[Aim]:
Copy out each line of the listing that has the word "YouTube" in it.

[Chart and figure data]
________________
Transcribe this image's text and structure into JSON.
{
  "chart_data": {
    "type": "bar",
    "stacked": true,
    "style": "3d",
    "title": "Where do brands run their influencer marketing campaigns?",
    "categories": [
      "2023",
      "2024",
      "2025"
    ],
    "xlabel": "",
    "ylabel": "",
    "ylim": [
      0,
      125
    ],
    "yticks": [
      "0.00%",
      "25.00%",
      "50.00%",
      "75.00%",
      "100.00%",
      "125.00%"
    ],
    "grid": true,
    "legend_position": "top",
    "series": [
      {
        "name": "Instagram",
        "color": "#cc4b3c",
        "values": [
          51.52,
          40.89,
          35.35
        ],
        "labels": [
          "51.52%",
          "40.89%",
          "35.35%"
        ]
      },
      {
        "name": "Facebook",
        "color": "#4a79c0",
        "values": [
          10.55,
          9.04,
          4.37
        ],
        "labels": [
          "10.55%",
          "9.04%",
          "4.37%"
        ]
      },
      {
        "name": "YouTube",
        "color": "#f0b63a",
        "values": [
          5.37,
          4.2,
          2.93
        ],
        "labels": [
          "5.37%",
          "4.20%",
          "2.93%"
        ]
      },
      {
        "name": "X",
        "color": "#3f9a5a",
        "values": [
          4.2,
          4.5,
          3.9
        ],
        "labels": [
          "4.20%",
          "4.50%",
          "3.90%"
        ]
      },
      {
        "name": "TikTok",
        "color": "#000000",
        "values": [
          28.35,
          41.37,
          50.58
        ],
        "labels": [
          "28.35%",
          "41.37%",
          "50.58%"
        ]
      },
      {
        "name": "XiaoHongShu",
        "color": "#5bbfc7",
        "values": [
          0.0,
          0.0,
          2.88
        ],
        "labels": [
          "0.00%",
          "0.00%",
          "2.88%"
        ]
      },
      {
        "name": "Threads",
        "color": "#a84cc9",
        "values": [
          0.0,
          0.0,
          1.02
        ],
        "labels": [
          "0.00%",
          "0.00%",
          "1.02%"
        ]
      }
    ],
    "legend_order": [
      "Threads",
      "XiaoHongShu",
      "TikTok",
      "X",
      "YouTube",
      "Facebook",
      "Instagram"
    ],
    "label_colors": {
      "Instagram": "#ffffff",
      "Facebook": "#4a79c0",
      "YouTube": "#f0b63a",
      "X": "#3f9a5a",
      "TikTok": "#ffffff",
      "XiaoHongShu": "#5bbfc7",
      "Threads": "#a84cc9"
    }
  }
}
________________
[Solution to this task]:
        "name": "YouTube",
      "YouTube",
      "YouTube": "#f0b63a",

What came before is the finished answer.